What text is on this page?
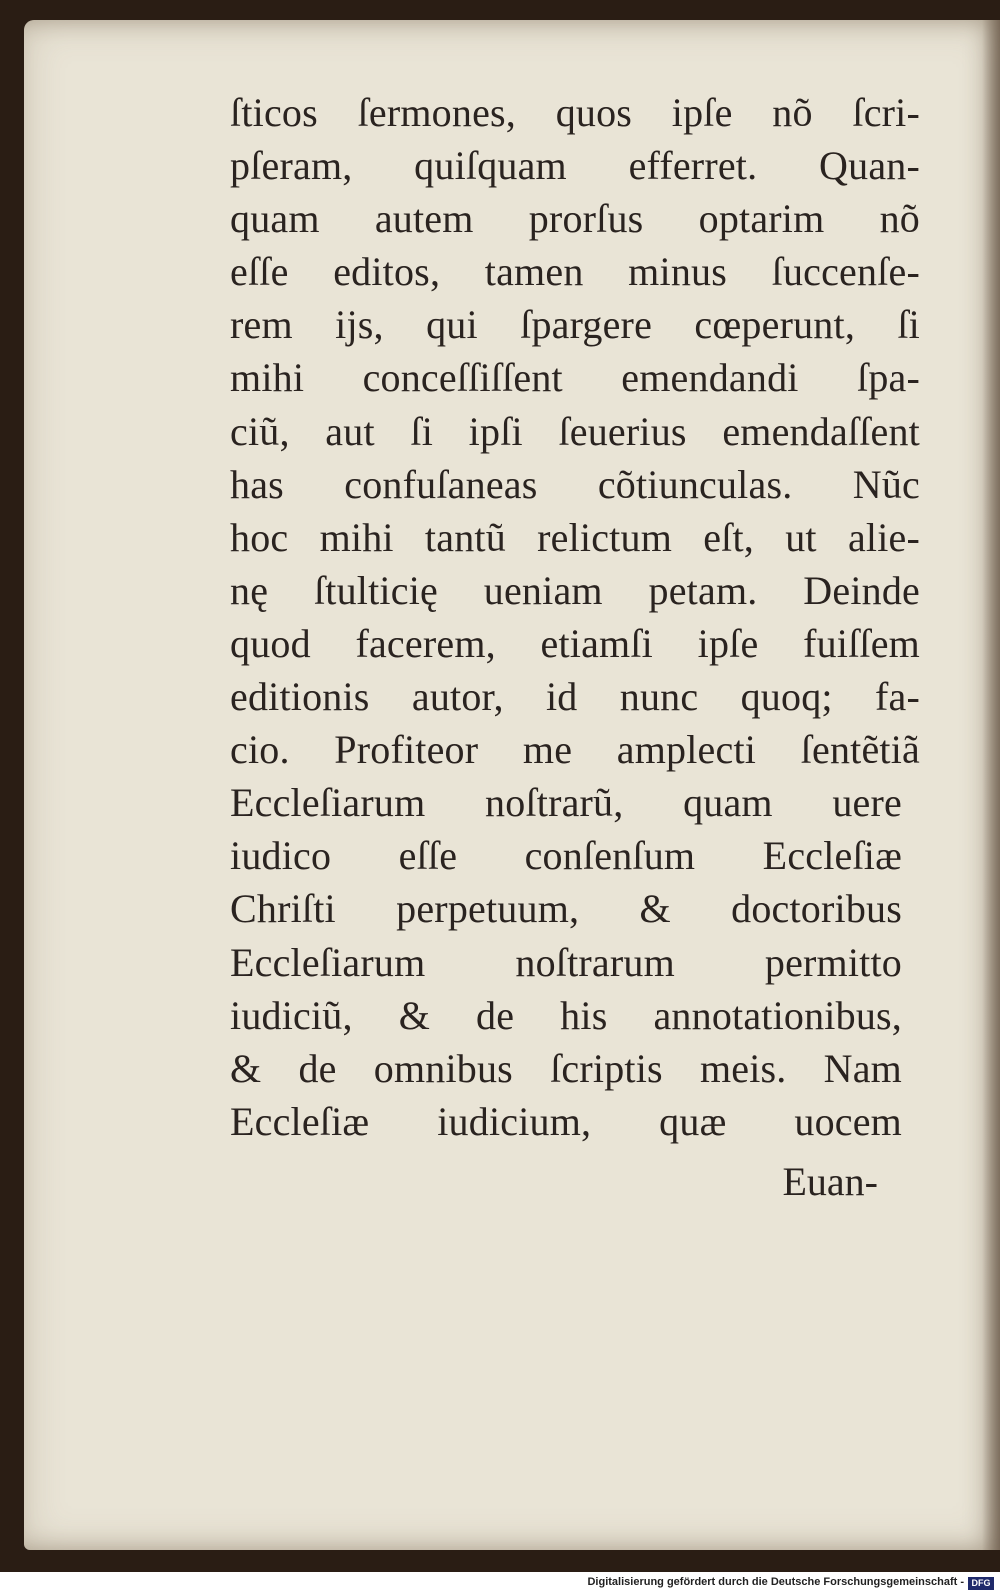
ſticos ſermones, quos ipſe nõ ſcri-
pſeram, quiſquam efferret. Quan-
quam autem prorſus optarim nõ
eſſe editos, tamen minus ſuccenſe-
rem ijs, qui ſpargere cœperunt, ſi
mihi conceſſiſſent emendandi ſpa-
ciũ, aut ſi ipſi ſeuerius emendaſſent
has confuſaneas cõtiunculas. Nũc
hoc mihi tantũ relictum eſt, ut alie-
nę ſtulticię ueniam petam. Deinde
quod facerem, etiamſi ipſe fuiſſem
editionis autor, id nunc quoq; fa-
cio. Profiteor me amplecti ſentẽtiã
Eccleſiarum noſtrarũ, quam uere
iudico eſſe conſenſum Eccleſiæ
Chriſti perpetuum, & doctoribus
Eccleſiarum noſtrarum permitto
iudiciũ, & de his annotationibus,
& de omnibus ſcriptis meis. Nam
Eccleſiæ iudicium, quæ uocem
Euan-
Digitalisierung gefördert durch die Deutsche Forschungsgemeinschaft - DFG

++++++++++

_Stated goal_: Search the entries for the string "eſſe" and collect each line that has it.

_Task solution_:
eſſe editos, tamen minus ſuccenſe-
iudico eſſe conſenſum Eccleſiæ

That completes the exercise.